Exercise 1
Count the lines in the listing below that contain the string "render", treating case as significant. Reply with the number alone.

Reading text
========================================================================
If you thought the distinguishing characteristic of MWDL is hostility to human rights, you would be very wrong. The Muslims We Do Like have no regard for human rights either, and we reward their anti-democratic perversity by providing them with advanced military hardware.

What do ambassadors do? They promote the interests of their client to alien constituencies. One example is Professor Slaughter's wankopaedia. Who you might ask, and if not I'll ask it for you, might be taken in by such treacle? Surely not any semi-conscious foreigner. No, the target of such propaganda is the American people -- always the last to know and believe what the USNSS is up to beyond our borders.

In the American context, bipartisanship is no mere meeting of disparate minds. It is the expression of the officially approved consensus. Of course, there is a bipartisan peace movement -- libertarians on the right, progressives on the left. But we are not bipartisan. Rather, we are "strange bedfellows," shot through with eccentricity, intellectual incoherence, and bad manners.

Those who reject the approved consensus must be unreasonable. After all, if Republicans and Democrats can put aside their differences and unite behind imperialist policy, how could anyone be so base as to alienate themselves from such a harmony of American interests? You would have to angry and hate-filled, incapable of commentary rising above the level of bile and vitriol. Anti-American. Borderline sociopathic. A bad person. Against us.

Your badness extends to demands to bug out of Iraq. We are reminded of the carnage that would follow an American exit. You are supposed to be ashamed of countenancing such atrocities. Of course the question answers itself. The atrocities are here, ongoing, in our name.
========================================================================
Exercise 2
Write out the commentary on American foreign policy above verbatim, starting at "In the American" and ending at "person. Against us.".
========================================================================
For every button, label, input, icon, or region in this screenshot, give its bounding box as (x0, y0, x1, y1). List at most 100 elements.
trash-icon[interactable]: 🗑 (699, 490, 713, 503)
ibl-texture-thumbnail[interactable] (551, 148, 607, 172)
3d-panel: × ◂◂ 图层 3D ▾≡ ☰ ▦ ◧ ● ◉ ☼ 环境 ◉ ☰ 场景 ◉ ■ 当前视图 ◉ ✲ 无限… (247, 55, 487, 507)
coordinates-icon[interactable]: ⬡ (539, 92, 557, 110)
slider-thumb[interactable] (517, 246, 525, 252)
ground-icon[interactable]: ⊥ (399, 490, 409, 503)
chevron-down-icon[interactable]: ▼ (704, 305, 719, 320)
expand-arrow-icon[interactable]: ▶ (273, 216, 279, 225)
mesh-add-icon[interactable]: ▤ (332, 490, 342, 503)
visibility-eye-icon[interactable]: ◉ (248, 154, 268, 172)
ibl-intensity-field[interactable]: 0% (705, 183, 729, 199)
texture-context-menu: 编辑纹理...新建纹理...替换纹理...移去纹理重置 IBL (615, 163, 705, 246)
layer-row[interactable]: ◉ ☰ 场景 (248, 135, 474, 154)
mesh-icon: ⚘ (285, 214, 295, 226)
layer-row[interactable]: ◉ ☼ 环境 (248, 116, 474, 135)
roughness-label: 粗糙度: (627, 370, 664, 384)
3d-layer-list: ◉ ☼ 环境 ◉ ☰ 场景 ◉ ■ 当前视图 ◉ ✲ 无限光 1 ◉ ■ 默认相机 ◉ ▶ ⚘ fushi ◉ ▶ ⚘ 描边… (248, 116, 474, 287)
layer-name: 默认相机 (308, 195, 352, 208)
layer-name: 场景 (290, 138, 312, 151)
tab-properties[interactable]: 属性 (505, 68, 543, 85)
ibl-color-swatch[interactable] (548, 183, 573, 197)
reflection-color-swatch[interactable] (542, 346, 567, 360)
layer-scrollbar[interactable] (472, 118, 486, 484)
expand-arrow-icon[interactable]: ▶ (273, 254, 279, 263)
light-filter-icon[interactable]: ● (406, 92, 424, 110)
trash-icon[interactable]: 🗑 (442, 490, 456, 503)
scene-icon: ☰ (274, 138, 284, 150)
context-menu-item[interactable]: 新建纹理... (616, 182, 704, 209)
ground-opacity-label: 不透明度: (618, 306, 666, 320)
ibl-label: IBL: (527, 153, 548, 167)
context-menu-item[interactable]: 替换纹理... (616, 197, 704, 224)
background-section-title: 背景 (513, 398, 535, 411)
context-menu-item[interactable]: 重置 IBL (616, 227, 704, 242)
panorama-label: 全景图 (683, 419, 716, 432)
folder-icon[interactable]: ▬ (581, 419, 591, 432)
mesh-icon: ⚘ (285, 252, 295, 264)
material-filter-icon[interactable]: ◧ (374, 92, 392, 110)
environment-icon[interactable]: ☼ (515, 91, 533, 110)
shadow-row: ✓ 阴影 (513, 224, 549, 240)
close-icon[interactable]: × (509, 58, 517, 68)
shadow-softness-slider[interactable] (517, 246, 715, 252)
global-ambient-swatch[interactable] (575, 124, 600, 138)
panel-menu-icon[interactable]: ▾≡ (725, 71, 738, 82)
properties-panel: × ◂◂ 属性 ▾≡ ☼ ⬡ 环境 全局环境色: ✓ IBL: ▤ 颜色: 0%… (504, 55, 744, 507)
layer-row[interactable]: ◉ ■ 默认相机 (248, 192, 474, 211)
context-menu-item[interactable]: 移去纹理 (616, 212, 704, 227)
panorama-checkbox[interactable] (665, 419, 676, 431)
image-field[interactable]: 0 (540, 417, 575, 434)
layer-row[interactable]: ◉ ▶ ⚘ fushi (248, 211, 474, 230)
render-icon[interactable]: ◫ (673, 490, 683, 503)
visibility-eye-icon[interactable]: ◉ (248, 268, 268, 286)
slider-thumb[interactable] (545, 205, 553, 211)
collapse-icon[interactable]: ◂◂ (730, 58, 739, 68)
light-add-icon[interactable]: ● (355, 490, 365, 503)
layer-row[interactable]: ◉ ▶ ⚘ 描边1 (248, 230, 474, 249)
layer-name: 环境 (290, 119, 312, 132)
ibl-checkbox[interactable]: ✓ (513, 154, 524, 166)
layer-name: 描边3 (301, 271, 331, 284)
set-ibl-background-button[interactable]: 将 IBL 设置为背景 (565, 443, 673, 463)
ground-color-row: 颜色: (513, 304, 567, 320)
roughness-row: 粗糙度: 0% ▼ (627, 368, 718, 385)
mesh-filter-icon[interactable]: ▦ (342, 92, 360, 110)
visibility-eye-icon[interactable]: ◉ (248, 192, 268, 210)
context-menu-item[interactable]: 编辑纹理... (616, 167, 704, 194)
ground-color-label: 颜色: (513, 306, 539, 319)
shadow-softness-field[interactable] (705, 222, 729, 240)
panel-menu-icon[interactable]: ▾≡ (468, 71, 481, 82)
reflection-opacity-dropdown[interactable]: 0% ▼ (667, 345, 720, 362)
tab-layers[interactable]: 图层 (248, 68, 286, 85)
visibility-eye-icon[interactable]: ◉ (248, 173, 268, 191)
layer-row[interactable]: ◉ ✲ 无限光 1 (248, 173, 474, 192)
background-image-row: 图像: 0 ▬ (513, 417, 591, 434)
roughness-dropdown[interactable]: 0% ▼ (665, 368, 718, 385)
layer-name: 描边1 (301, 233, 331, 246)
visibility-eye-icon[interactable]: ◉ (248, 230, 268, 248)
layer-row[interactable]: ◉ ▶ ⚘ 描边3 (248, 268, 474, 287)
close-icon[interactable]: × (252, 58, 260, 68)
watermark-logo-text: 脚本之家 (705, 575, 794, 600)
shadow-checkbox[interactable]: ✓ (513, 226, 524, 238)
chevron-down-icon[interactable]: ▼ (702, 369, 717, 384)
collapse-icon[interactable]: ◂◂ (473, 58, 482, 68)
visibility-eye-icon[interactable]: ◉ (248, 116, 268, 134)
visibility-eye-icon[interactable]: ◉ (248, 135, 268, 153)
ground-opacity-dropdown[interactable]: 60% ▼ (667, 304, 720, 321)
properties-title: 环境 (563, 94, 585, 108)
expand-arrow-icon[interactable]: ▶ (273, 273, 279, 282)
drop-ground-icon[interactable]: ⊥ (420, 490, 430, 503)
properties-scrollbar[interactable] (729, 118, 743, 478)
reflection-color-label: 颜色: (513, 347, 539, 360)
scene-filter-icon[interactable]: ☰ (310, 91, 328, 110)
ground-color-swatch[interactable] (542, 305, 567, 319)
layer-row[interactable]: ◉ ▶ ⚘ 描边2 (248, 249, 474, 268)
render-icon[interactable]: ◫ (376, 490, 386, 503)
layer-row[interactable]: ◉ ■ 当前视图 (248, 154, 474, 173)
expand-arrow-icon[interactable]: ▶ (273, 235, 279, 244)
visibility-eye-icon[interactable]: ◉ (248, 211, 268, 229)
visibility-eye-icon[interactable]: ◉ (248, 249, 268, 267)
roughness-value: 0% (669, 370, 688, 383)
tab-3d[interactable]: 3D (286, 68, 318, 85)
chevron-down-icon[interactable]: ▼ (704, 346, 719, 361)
========================================================================
Worked solution 1
2

Worked solution 2
In the American context, bipartisanship is no mere meeting of disparate minds. It is the expression of the officially approved consensus. Of course, there is a bipartisan peace movement -- libertarians on the right, progressives on the left. But we are not bipartisan. Rather, we are "strange bedfellows," shot through with eccentricity, intellectual incoherence, and bad manners.

Those who reject the approved consensus must be unreasonable. After all, if Republicans and Democrats can put aside their differences and unite behind imperialist policy, how could anyone be so base as to alienate themselves from such a harmony of American interests? You would have to angry and hate-filled, incapable of commentary rising above the level of bile and vitriol. Anti-American. Borderline sociopathic. A bad person. Against us.